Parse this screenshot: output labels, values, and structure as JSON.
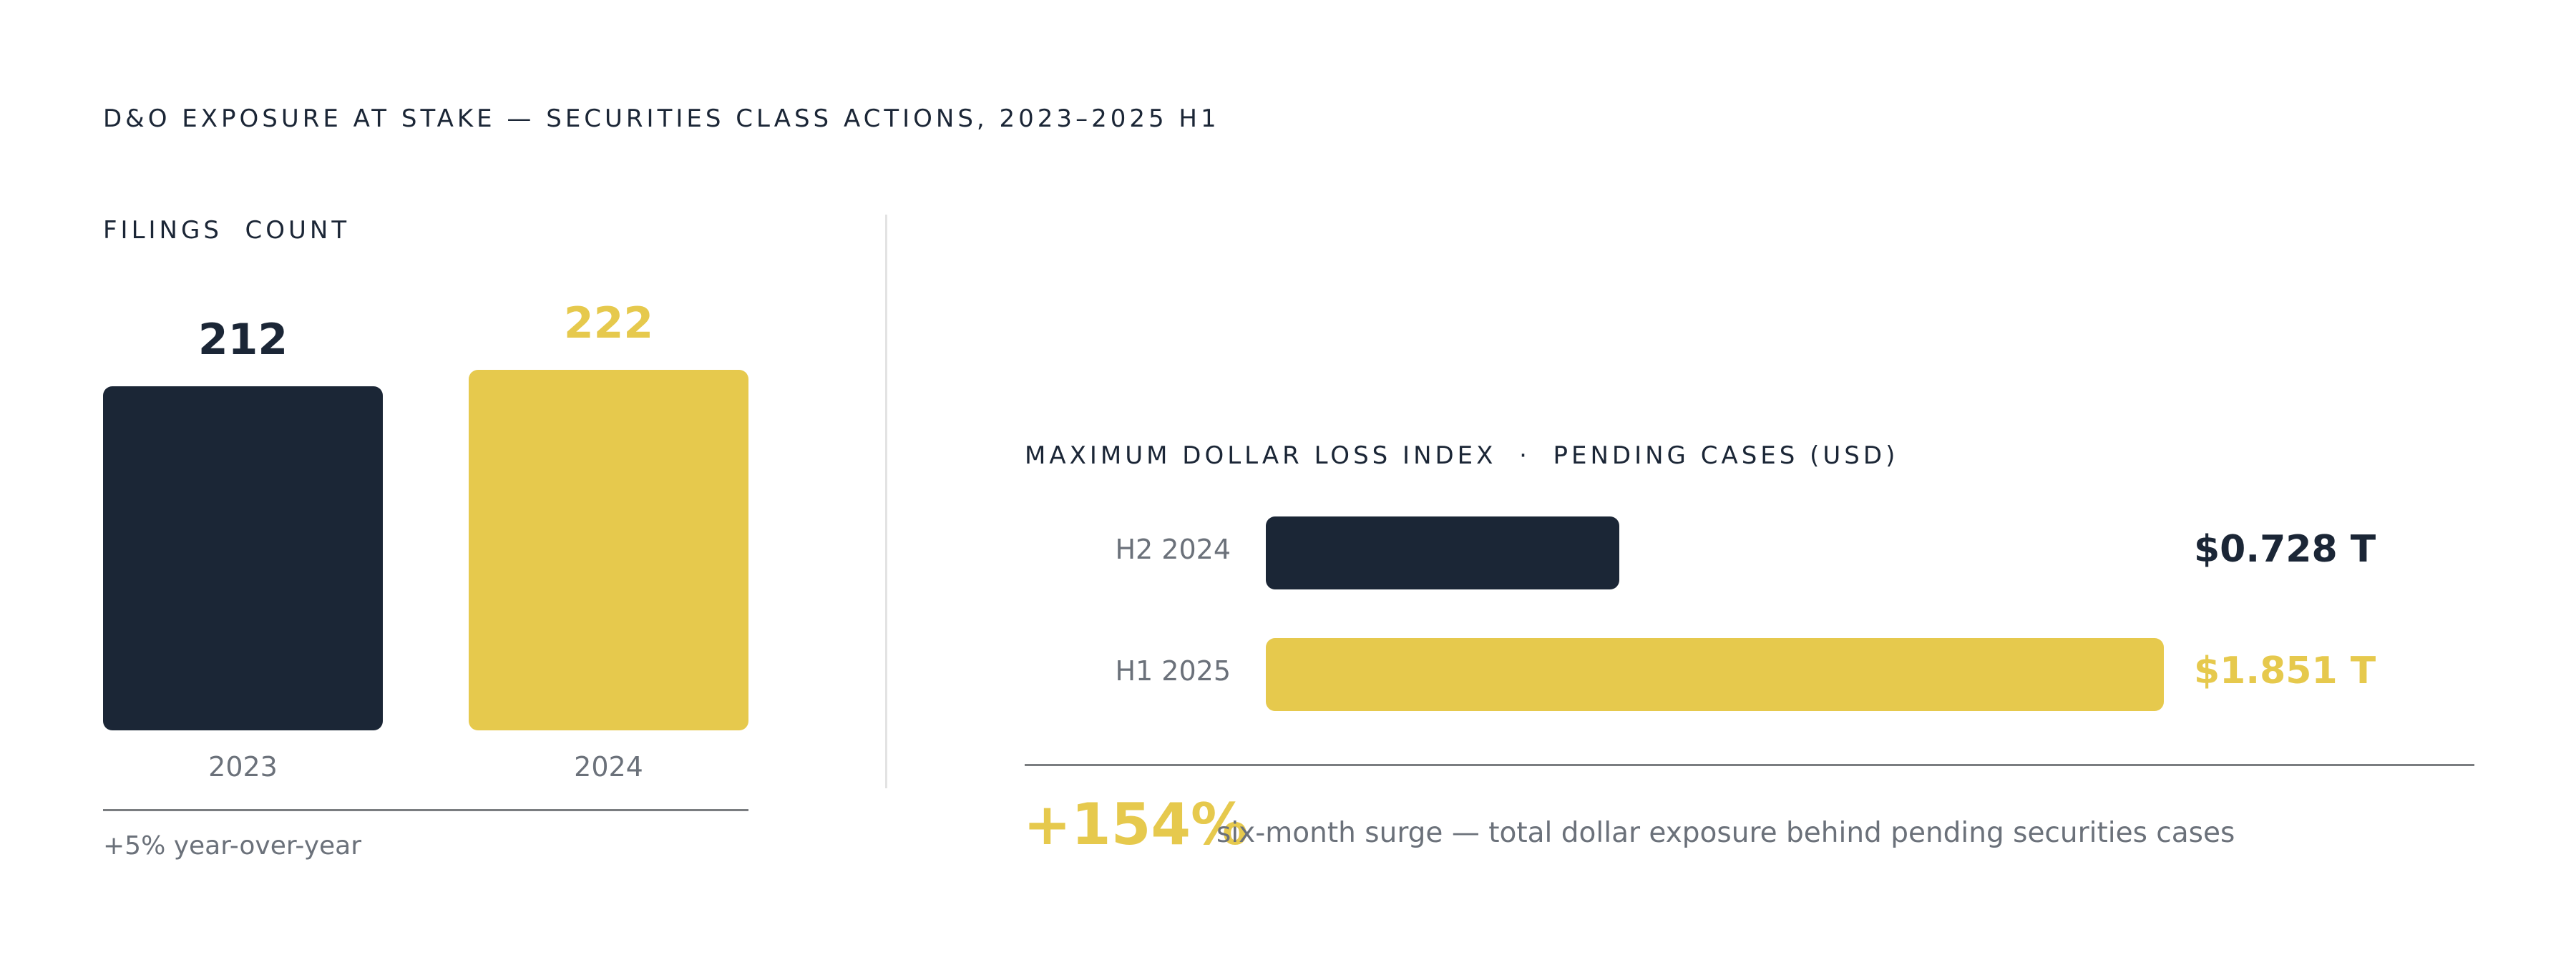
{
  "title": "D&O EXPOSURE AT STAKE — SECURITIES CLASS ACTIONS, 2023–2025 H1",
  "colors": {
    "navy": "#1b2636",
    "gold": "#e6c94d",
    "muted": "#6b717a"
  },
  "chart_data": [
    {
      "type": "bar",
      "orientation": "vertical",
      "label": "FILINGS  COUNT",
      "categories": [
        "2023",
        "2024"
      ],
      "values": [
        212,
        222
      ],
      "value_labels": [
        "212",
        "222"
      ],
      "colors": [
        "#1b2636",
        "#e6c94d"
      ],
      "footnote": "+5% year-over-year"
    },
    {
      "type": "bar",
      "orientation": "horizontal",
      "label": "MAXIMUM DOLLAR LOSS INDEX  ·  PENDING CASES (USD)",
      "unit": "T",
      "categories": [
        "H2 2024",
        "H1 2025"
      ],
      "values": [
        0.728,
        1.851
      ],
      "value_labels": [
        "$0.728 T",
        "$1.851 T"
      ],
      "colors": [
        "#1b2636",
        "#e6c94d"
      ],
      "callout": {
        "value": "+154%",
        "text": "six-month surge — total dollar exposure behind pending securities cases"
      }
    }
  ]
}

---

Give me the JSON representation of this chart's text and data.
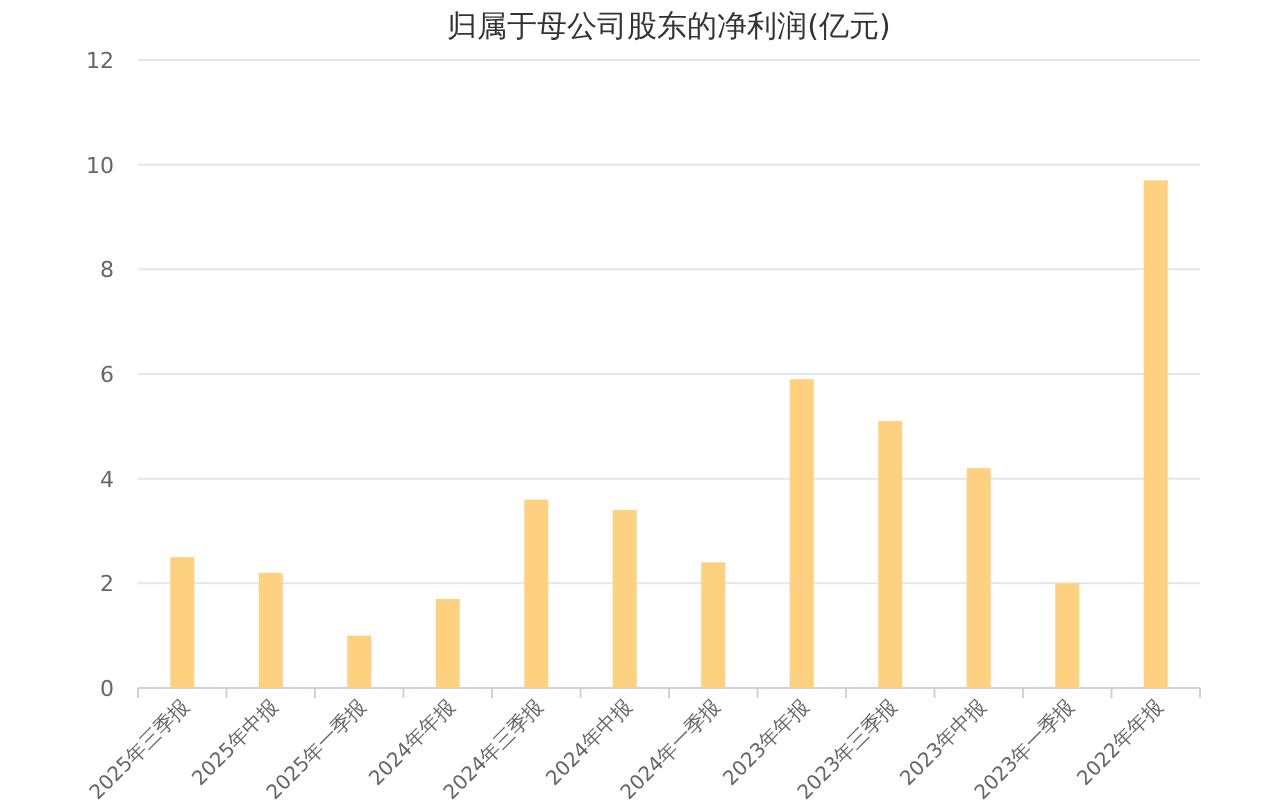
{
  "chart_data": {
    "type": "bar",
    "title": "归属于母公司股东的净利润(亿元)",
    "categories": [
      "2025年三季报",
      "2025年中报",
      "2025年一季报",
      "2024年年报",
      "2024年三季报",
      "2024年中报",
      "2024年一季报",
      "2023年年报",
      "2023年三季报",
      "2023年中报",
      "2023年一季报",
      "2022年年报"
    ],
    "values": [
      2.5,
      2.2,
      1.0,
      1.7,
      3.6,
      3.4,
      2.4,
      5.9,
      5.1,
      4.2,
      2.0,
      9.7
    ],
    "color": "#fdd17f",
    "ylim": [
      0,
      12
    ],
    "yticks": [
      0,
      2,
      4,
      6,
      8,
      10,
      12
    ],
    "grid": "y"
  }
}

• [What is required] Each line that holds the word "title" is to be copied.

• [Response for this exercise]
  "title": "D&O EXPOSURE AT STAKE — SECURITIES CLASS ACTIONS, 2023–2025 H1",
    "title": "归属于母公司股东的净利润(亿元)",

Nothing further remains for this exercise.